▶ _REQUEST_: Can you transcribe every line of the items below without changing a character, and leave the pictures out of your answer?

▶ _DATA TO PROCESS_:
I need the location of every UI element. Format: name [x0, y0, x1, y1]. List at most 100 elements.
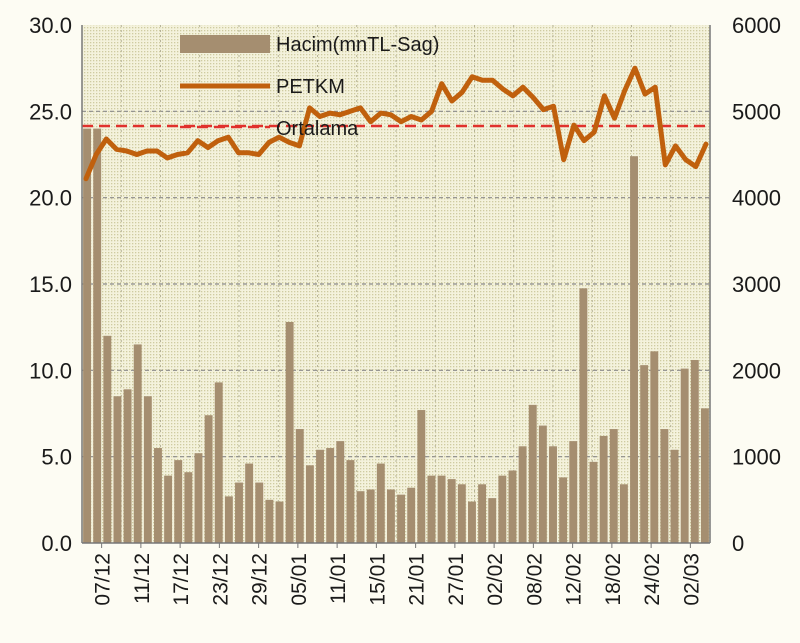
volume-bar [589, 461, 598, 543]
volume-bar [336, 441, 345, 543]
volume-bar [650, 351, 659, 543]
y-left-tick-label: 20.0 [29, 186, 72, 211]
volume-bar [609, 429, 618, 543]
volume-bar [93, 128, 102, 543]
volume-bar [133, 344, 142, 543]
x-tick-label: 02/03 [680, 553, 703, 606]
volume-bar [214, 382, 223, 543]
x-tick-label: 23/12 [209, 553, 232, 606]
legend-label-average: Ortalama [276, 118, 359, 140]
legend: Hacim(mnTL-Sag) PETKM Ortalama [180, 34, 439, 140]
volume-bar [123, 389, 132, 543]
volume-bar [569, 441, 578, 543]
x-tick-label: 11/01 [327, 553, 350, 604]
x-tick-label: 15/01 [366, 553, 389, 606]
x-tick-label: 24/02 [641, 553, 664, 606]
volume-bar [630, 156, 638, 543]
y-right-tick-label: 3000 [732, 272, 781, 297]
x-tick-label: 07/12 [92, 553, 115, 606]
legend-swatch-volume [180, 35, 270, 53]
volume-bar [447, 479, 456, 543]
volume-bar [437, 475, 446, 543]
y-left-tick-label: 5.0 [41, 445, 72, 470]
volume-bar [427, 475, 436, 543]
volume-bar [386, 489, 395, 543]
volume-bar [154, 448, 162, 543]
volume-bar [366, 489, 375, 543]
x-tick-label: 12/02 [563, 553, 586, 606]
x-tick-label: 17/12 [170, 553, 193, 606]
volume-bar [235, 482, 243, 543]
y-left-tick-label: 15.0 [29, 272, 72, 297]
y-left-tick-label: 25.0 [29, 99, 72, 124]
volume-bar [670, 449, 679, 543]
volume-bar [316, 449, 324, 543]
legend-label-price: PETKM [276, 76, 345, 98]
volume-bar [305, 465, 314, 543]
y-right-tick-label: 0 [732, 531, 744, 556]
volume-bar [143, 396, 152, 543]
axes: 0.0 5.0 10.0 15.0 20.0 25.0 30.0 0 1000 2000 3000 4… [29, 13, 781, 606]
volume-bar [538, 425, 547, 543]
x-tick-label: 21/01 [406, 553, 429, 606]
y-right-tick-label: 1000 [732, 445, 781, 470]
price-line-group [83, 65, 709, 182]
volume-bar [680, 368, 689, 543]
x-tick-label: 18/02 [602, 553, 625, 606]
volume-bar [478, 484, 487, 543]
volume-bar [457, 484, 466, 543]
volume-bar [599, 435, 608, 543]
x-tick-label: 27/01 [445, 553, 468, 606]
y-right-tick-label: 4000 [732, 186, 781, 211]
volume-bar [184, 472, 193, 543]
y-left-tick-label: 0.0 [41, 531, 72, 556]
volume-bar [407, 487, 416, 543]
volume-bar [508, 470, 517, 543]
volume-bar [245, 463, 254, 543]
volume-bar [488, 498, 497, 543]
x-tick-label: 08/02 [523, 553, 546, 606]
volume-bar [265, 499, 274, 543]
volume-bar [103, 335, 112, 543]
x-tick-label: 11/12 [131, 553, 154, 604]
volume-bar [690, 359, 699, 543]
volume-bar [559, 477, 568, 543]
volume-bar [660, 429, 669, 543]
volume-bar [255, 482, 264, 543]
volume-bar [164, 475, 173, 543]
volume-bar [376, 463, 385, 543]
y-right-tick-label: 6000 [732, 13, 781, 38]
y-left-tick-label: 10.0 [29, 358, 72, 383]
x-tick-label: 02/02 [484, 553, 507, 606]
volume-bar [194, 453, 203, 543]
volume-bars [83, 128, 709, 543]
volume-bar [579, 288, 588, 543]
volume-bar [528, 404, 537, 543]
y-left-tick-label: 30.0 [29, 13, 72, 38]
volume-bar [417, 410, 426, 543]
x-tick-label: 05/01 [288, 553, 311, 606]
volume-bar [549, 446, 557, 543]
volume-bar [285, 321, 294, 543]
volume-bar [113, 396, 122, 543]
volume-bar [346, 460, 355, 543]
y-right-tick-label: 2000 [732, 358, 781, 383]
volume-bar [397, 494, 406, 543]
volume-bar [204, 415, 213, 543]
volume-bar [174, 460, 183, 543]
volume-bar [468, 501, 476, 543]
x-tick-label: 29/12 [249, 553, 272, 606]
volume-bar [326, 448, 335, 543]
y-right-tick-label: 5000 [732, 99, 781, 124]
volume-bar [83, 128, 92, 543]
volume-bar [356, 491, 365, 543]
volume-bar [640, 365, 649, 543]
legend-label-volume: Hacim(mnTL-Sag) [276, 34, 439, 56]
price-line [83, 65, 709, 182]
volume-bar [619, 484, 628, 543]
volume-bar [275, 501, 284, 543]
volume-bar [518, 446, 527, 543]
volume-bar [224, 496, 233, 543]
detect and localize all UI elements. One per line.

▶ _COMPLETED EXERCISE_:
I need the location of every UI element. Format: name [x0, y0, x1, y1]. List at most 100 elements.
volume-bar [589, 461, 598, 543]
volume-bar [336, 441, 345, 543]
volume-bar [650, 351, 659, 543]
y-left-tick-label: 20.0 [29, 186, 72, 211]
volume-bar [609, 429, 618, 543]
volume-bar [93, 128, 102, 543]
volume-bar [133, 344, 142, 543]
x-tick-label: 02/03 [680, 553, 703, 606]
volume-bar [214, 382, 223, 543]
x-tick-label: 23/12 [209, 553, 232, 606]
legend-label-average: Ortalama [276, 118, 359, 140]
legend: Hacim(mnTL-Sag) PETKM Ortalama [180, 34, 439, 140]
volume-bar [123, 389, 132, 543]
volume-bar [569, 441, 578, 543]
x-tick-label: 11/01 [327, 553, 350, 604]
x-tick-label: 15/01 [366, 553, 389, 606]
x-tick-label: 24/02 [641, 553, 664, 606]
volume-bar [630, 156, 638, 543]
y-right-tick-label: 3000 [732, 272, 781, 297]
x-tick-label: 07/12 [92, 553, 115, 606]
legend-swatch-volume [180, 35, 270, 53]
volume-bar [447, 479, 456, 543]
volume-bar [437, 475, 446, 543]
y-left-tick-label: 5.0 [41, 445, 72, 470]
volume-bar [427, 475, 436, 543]
volume-bar [386, 489, 395, 543]
volume-bar [154, 448, 162, 543]
volume-bar [366, 489, 375, 543]
x-tick-label: 12/02 [563, 553, 586, 606]
x-tick-label: 17/12 [170, 553, 193, 606]
volume-bar [235, 482, 243, 543]
y-left-tick-label: 15.0 [29, 272, 72, 297]
y-left-tick-label: 25.0 [29, 99, 72, 124]
volume-bar [670, 449, 679, 543]
volume-bar [316, 449, 324, 543]
legend-label-price: PETKM [276, 76, 345, 98]
volume-bar [305, 465, 314, 543]
y-right-tick-label: 0 [732, 531, 744, 556]
volume-bar [143, 396, 152, 543]
axes: 0.0 5.0 10.0 15.0 20.0 25.0 30.0 0 1000 2000 3000 4… [29, 13, 781, 606]
volume-bar [538, 425, 547, 543]
x-tick-label: 21/01 [406, 553, 429, 606]
y-right-tick-label: 1000 [732, 445, 781, 470]
price-line-group [83, 65, 709, 182]
volume-bar [680, 368, 689, 543]
x-tick-label: 18/02 [602, 553, 625, 606]
volume-bar [478, 484, 487, 543]
volume-bar [457, 484, 466, 543]
volume-bar [599, 435, 608, 543]
x-tick-label: 27/01 [445, 553, 468, 606]
y-right-tick-label: 4000 [732, 186, 781, 211]
volume-bar [184, 472, 193, 543]
y-left-tick-label: 0.0 [41, 531, 72, 556]
volume-bar [407, 487, 416, 543]
volume-bar [508, 470, 517, 543]
volume-bar [245, 463, 254, 543]
volume-bar [488, 498, 497, 543]
x-tick-label: 08/02 [523, 553, 546, 606]
volume-bar [265, 499, 274, 543]
volume-bar [103, 335, 112, 543]
x-tick-label: 11/12 [131, 553, 154, 604]
volume-bar [690, 359, 699, 543]
volume-bar [559, 477, 568, 543]
volume-bar [660, 429, 669, 543]
volume-bar [255, 482, 264, 543]
volume-bar [164, 475, 173, 543]
volume-bar [376, 463, 385, 543]
y-right-tick-label: 6000 [732, 13, 781, 38]
y-left-tick-label: 10.0 [29, 358, 72, 383]
x-tick-label: 02/02 [484, 553, 507, 606]
volume-bar [194, 453, 203, 543]
volume-bars [83, 128, 709, 543]
volume-bar [579, 288, 588, 543]
volume-bar [528, 404, 537, 543]
y-left-tick-label: 30.0 [29, 13, 72, 38]
volume-bar [417, 410, 426, 543]
x-tick-label: 05/01 [288, 553, 311, 606]
volume-bar [549, 446, 557, 543]
volume-bar [285, 321, 294, 543]
volume-bar [113, 396, 122, 543]
volume-bar [346, 460, 355, 543]
y-right-tick-label: 2000 [732, 358, 781, 383]
volume-bar [397, 494, 406, 543]
volume-bar [204, 415, 213, 543]
volume-bar [174, 460, 183, 543]
volume-bar [468, 501, 476, 543]
x-tick-label: 29/12 [249, 553, 272, 606]
volume-bar [326, 448, 335, 543]
y-right-tick-label: 5000 [732, 99, 781, 124]
volume-bar [83, 128, 92, 543]
volume-bar [356, 491, 365, 543]
volume-bar [640, 365, 649, 543]
legend-label-volume: Hacim(mnTL-Sag) [276, 34, 439, 56]
price-line [83, 65, 709, 182]
volume-bar [619, 484, 628, 543]
volume-bar [275, 501, 284, 543]
volume-bar [518, 446, 527, 543]
volume-bar [224, 496, 233, 543]
detect and localize all UI elements. One per line.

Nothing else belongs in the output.